# Task goal:
Show all lines that include the string "得出结论"; copy each one.

### Source material

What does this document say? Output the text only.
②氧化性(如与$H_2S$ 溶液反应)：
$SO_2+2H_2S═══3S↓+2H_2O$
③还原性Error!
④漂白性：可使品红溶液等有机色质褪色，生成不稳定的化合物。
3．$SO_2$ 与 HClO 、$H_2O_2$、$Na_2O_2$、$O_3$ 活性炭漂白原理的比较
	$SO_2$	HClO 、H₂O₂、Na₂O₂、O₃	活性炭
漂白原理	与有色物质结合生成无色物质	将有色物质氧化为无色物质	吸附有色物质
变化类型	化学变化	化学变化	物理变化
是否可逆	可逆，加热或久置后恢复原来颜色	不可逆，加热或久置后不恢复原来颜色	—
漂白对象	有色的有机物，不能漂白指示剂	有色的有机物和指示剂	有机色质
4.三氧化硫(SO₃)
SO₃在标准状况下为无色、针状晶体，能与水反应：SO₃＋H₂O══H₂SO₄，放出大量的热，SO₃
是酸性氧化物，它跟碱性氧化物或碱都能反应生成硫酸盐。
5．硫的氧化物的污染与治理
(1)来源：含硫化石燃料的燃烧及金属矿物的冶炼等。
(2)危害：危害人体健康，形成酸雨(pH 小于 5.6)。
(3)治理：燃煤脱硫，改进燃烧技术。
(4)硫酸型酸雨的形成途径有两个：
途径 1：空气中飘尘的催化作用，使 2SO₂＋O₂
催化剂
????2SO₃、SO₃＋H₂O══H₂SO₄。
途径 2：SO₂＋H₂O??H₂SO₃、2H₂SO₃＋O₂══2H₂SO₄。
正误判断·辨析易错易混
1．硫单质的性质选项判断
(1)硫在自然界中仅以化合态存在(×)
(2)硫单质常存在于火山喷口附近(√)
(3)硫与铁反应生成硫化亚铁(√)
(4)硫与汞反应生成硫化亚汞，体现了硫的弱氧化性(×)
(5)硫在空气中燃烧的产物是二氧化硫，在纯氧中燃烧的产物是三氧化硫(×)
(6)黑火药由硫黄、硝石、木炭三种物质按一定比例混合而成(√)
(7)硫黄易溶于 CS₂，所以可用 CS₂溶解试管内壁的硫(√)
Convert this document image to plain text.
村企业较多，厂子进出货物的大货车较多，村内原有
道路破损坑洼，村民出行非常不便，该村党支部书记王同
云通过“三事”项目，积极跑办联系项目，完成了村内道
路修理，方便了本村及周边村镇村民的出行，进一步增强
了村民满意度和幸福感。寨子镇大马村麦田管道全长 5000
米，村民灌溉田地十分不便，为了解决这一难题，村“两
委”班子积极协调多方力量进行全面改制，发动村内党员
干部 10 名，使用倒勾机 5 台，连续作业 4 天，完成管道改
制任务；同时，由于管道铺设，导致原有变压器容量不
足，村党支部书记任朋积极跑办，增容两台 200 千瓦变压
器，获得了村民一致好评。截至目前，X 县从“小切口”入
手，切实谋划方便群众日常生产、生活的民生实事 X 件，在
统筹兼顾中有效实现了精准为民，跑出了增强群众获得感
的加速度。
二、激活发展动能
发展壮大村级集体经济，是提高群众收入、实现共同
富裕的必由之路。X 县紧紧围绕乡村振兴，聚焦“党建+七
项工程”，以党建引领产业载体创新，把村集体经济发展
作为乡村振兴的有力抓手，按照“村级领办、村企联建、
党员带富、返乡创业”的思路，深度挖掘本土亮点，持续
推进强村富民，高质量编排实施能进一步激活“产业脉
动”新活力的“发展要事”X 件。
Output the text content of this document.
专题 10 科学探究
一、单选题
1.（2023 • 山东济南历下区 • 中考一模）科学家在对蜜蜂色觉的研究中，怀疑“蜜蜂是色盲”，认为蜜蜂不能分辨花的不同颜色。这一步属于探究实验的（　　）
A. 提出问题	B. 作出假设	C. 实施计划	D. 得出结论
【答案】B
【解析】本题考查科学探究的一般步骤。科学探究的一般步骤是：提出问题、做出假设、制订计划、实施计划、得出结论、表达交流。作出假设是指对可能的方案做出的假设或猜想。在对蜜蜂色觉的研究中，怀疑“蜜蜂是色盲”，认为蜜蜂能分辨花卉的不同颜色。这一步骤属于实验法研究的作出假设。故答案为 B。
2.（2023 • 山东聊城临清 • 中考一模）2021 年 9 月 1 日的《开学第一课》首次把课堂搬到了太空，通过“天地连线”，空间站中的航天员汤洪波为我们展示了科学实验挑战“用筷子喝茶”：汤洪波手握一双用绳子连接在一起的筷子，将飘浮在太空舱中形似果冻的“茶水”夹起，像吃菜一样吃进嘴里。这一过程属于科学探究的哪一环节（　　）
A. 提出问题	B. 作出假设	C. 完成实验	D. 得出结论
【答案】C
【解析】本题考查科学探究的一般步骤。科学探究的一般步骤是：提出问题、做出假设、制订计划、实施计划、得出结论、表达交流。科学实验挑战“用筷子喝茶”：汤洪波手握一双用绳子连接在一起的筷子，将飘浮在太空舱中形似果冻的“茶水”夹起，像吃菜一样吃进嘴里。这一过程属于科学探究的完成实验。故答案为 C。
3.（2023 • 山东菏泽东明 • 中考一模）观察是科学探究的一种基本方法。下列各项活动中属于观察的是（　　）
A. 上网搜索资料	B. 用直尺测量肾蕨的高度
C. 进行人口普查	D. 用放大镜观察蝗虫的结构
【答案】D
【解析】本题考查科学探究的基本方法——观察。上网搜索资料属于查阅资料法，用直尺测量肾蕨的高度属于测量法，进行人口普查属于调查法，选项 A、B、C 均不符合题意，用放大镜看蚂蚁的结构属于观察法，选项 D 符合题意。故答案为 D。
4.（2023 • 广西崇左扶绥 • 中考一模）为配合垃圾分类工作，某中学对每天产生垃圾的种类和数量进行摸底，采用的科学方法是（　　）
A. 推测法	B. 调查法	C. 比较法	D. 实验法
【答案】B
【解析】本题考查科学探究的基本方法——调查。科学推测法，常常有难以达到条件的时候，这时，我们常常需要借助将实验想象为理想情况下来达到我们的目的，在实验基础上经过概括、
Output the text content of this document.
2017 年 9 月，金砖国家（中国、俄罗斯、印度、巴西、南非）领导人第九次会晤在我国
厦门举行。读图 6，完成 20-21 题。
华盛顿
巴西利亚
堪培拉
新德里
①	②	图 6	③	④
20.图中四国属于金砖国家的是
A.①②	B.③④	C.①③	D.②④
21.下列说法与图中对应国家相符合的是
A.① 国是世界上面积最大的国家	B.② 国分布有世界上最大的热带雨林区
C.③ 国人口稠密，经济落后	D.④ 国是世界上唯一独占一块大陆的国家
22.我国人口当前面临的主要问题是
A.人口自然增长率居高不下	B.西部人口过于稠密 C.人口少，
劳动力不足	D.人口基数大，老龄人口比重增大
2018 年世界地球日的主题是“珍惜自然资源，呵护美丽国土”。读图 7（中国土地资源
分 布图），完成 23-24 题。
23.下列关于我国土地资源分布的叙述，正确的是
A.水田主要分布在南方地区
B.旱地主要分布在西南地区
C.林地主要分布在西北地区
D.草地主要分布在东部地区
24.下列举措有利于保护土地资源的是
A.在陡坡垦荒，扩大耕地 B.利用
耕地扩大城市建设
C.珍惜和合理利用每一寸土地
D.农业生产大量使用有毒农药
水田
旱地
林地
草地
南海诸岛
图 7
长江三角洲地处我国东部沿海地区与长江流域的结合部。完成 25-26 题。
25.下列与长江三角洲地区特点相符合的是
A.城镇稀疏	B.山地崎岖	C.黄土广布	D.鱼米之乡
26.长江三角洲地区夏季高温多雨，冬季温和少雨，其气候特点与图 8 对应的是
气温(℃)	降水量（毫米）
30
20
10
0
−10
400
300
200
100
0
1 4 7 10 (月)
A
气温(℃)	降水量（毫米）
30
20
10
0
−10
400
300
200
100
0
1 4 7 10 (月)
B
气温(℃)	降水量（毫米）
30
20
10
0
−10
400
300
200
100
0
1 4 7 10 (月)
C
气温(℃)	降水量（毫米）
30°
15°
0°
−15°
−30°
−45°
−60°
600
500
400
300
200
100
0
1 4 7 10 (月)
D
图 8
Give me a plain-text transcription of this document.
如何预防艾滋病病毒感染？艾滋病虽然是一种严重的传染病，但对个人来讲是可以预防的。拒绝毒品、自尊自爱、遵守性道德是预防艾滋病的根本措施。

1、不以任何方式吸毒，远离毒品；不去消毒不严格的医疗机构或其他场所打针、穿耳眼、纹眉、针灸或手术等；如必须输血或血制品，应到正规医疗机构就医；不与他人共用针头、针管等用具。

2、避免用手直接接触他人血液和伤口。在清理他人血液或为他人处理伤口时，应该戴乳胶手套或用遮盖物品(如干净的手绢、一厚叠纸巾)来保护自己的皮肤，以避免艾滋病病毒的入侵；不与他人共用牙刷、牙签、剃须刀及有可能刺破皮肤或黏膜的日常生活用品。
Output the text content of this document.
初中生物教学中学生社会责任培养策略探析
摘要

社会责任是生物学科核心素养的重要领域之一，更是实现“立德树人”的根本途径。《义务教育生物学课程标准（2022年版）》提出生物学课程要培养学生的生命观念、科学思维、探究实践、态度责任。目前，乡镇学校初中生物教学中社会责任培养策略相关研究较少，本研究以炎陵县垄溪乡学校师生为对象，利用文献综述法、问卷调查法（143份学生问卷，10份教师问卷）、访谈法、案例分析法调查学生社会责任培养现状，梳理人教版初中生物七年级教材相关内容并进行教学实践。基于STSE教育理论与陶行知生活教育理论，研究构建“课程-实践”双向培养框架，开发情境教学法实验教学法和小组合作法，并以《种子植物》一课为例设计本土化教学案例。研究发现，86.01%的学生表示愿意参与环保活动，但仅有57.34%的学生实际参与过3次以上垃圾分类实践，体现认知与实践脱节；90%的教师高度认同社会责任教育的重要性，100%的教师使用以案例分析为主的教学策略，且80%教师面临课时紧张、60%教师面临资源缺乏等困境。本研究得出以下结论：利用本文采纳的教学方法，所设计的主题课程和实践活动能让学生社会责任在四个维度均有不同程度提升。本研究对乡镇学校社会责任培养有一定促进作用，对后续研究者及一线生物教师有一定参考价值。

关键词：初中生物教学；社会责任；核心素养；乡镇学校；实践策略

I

######

# Correct output:
A. 提出问题	B. 作出假设	C. 实施计划	D. 得出结论
【解析】本题考查科学探究的一般步骤。科学探究的一般步骤是：提出问题、做出假设、制订计划、实施计划、得出结论、表达交流。作出假设是指对可能的方案做出的假设或猜想。在对蜜蜂色觉的研究中，怀疑“蜜蜂是色盲”，认为蜜蜂能分辨花卉的不同颜色。这一步骤属于实验法研究的作出假设。故答案为 B。
A. 提出问题	B. 作出假设	C. 完成实验	D. 得出结论
【解析】本题考查科学探究的一般步骤。科学探究的一般步骤是：提出问题、做出假设、制订计划、实施计划、得出结论、表达交流。科学实验挑战“用筷子喝茶”：汤洪波手握一双用绳子连接在一起的筷子，将飘浮在太空舱中形似果冻的“茶水”夹起，像吃菜一样吃进嘴里。这一过程属于科学探究的完成实验。故答案为 C。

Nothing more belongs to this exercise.